(Data entries)
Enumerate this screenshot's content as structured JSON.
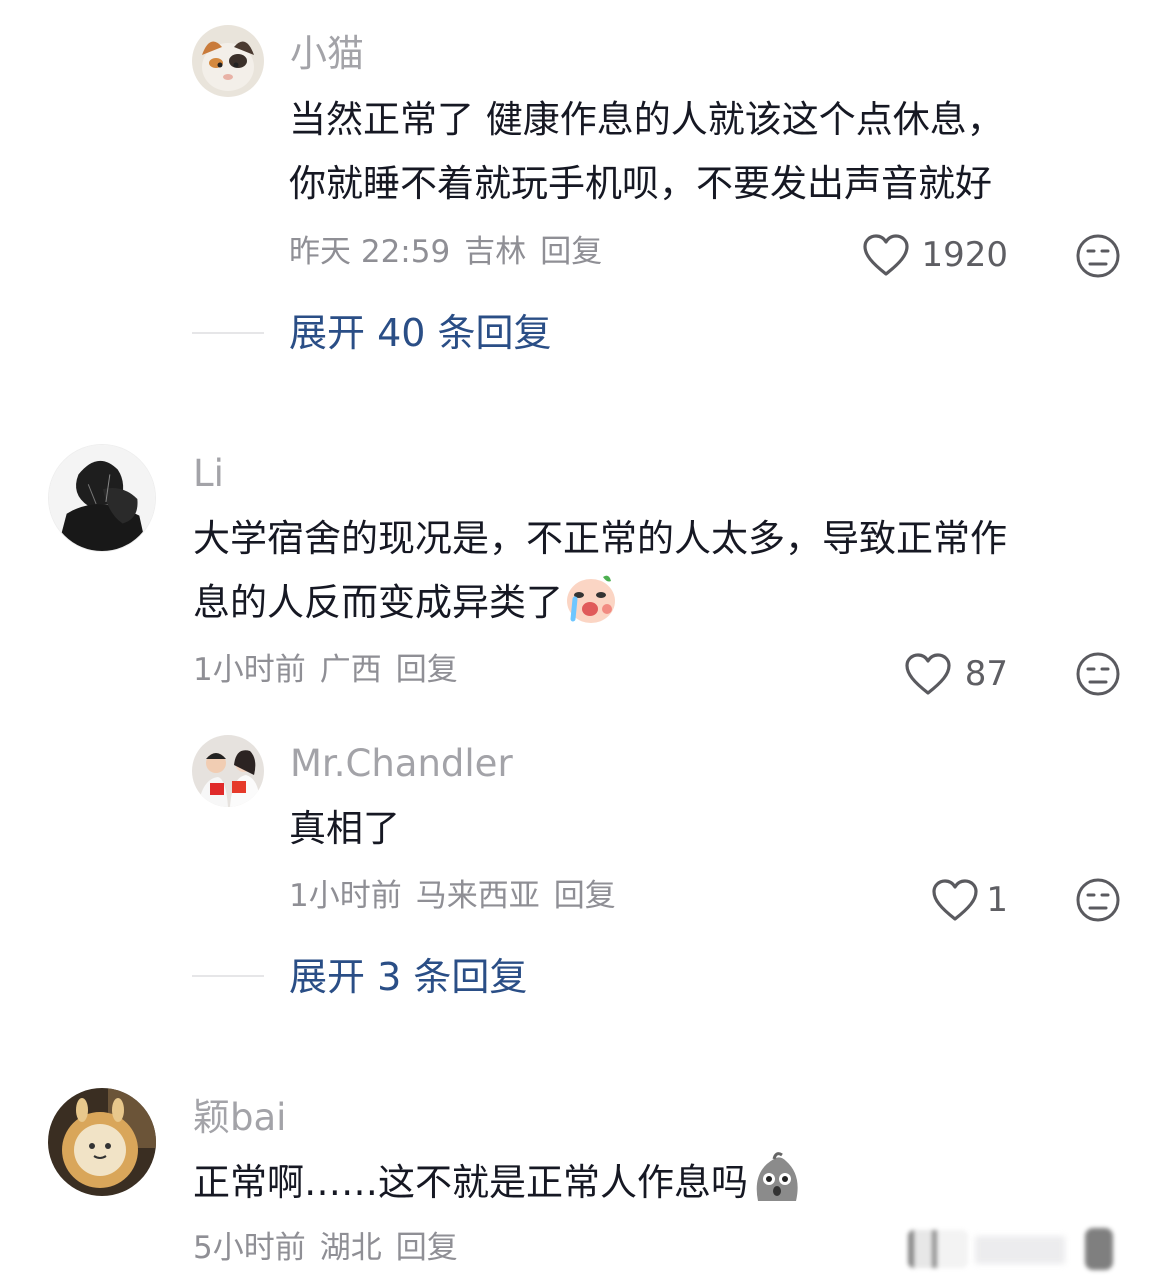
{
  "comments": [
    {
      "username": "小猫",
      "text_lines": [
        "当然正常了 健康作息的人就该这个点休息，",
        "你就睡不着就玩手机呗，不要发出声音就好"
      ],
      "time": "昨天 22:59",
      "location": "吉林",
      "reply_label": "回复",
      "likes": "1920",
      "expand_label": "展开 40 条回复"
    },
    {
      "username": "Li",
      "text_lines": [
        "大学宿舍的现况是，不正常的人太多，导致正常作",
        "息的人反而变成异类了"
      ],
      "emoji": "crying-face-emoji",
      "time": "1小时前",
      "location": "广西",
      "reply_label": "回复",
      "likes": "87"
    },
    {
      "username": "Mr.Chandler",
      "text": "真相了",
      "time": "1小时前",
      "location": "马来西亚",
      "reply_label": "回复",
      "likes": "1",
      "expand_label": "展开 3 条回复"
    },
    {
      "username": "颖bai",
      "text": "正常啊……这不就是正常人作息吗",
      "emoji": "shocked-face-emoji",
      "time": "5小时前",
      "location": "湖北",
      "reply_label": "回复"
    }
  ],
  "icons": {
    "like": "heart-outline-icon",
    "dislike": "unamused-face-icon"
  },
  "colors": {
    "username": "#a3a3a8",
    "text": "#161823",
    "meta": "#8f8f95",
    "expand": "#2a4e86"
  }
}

What is asked: Check each line of the records above for the string "emoji", and report every line that has it.

Answer for the task:
      "emoji": "crying-face-emoji",
      "emoji": "shocked-face-emoji",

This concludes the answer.